EXERCISE PROMPT -
Without the images, write out the whole listing exactly.

[start]

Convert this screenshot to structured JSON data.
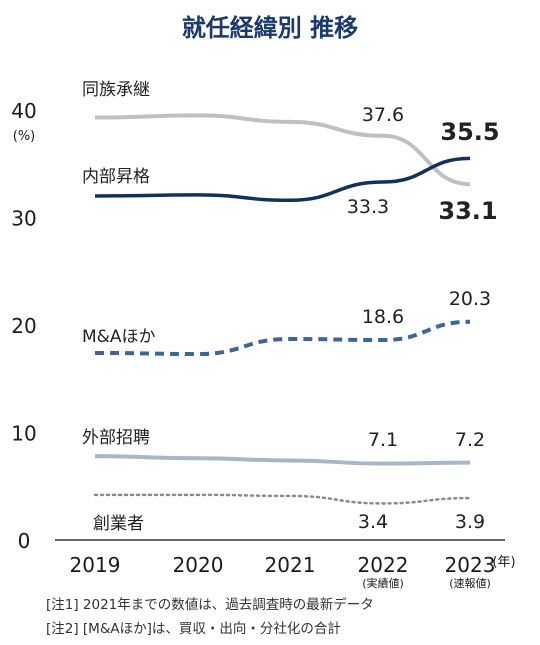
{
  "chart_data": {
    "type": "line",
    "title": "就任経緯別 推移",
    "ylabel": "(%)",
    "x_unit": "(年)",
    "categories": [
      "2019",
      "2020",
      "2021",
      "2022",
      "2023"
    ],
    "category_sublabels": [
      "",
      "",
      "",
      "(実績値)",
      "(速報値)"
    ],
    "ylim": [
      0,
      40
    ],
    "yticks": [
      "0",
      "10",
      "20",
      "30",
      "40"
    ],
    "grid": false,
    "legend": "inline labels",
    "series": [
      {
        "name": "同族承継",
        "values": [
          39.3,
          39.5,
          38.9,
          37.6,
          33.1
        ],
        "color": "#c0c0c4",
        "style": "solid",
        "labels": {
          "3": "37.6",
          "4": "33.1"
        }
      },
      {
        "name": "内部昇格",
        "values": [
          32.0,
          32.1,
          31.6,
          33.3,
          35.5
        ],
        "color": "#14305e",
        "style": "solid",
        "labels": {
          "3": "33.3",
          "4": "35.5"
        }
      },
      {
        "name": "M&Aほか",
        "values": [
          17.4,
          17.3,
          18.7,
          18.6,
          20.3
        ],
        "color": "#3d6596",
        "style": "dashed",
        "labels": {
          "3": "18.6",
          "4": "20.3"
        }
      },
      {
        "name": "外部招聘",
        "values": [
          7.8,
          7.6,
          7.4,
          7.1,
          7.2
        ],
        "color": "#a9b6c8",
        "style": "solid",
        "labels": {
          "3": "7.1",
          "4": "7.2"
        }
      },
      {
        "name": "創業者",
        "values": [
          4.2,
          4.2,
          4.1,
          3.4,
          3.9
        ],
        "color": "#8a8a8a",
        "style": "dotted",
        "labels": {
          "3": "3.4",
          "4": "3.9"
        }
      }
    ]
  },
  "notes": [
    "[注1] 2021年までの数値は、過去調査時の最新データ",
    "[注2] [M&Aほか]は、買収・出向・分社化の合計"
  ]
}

[end]

REPLY -
Convert this screenshot to structured JSON data.
{
  "chart_data": {
    "type": "line",
    "title": "就任経緯別 推移",
    "ylabel": "(%)",
    "x_unit": "(年)",
    "categories": [
      "2019",
      "2020",
      "2021",
      "2022",
      "2023"
    ],
    "category_sublabels": [
      "",
      "",
      "",
      "(実績値)",
      "(速報値)"
    ],
    "ylim": [
      0,
      40
    ],
    "yticks": [
      "0",
      "10",
      "20",
      "30",
      "40"
    ],
    "grid": false,
    "legend": "inline labels",
    "series": [
      {
        "name": "同族承継",
        "values": [
          39.3,
          39.5,
          38.9,
          37.6,
          33.1
        ],
        "color": "#c0c0c4",
        "style": "solid",
        "labels": {
          "3": "37.6",
          "4": "33.1"
        }
      },
      {
        "name": "内部昇格",
        "values": [
          32.0,
          32.1,
          31.6,
          33.3,
          35.5
        ],
        "color": "#14305e",
        "style": "solid",
        "labels": {
          "3": "33.3",
          "4": "35.5"
        }
      },
      {
        "name": "M&Aほか",
        "values": [
          17.4,
          17.3,
          18.7,
          18.6,
          20.3
        ],
        "color": "#3d6596",
        "style": "dashed",
        "labels": {
          "3": "18.6",
          "4": "20.3"
        }
      },
      {
        "name": "外部招聘",
        "values": [
          7.8,
          7.6,
          7.4,
          7.1,
          7.2
        ],
        "color": "#a9b6c8",
        "style": "solid",
        "labels": {
          "3": "7.1",
          "4": "7.2"
        }
      },
      {
        "name": "創業者",
        "values": [
          4.2,
          4.2,
          4.1,
          3.4,
          3.9
        ],
        "color": "#8a8a8a",
        "style": "dotted",
        "labels": {
          "3": "3.4",
          "4": "3.9"
        }
      }
    ]
  },
  "notes": [
    "[注1] 2021年までの数値は、過去調査時の最新データ",
    "[注2] [M&Aほか]は、買収・出向・分社化の合計"
  ]
}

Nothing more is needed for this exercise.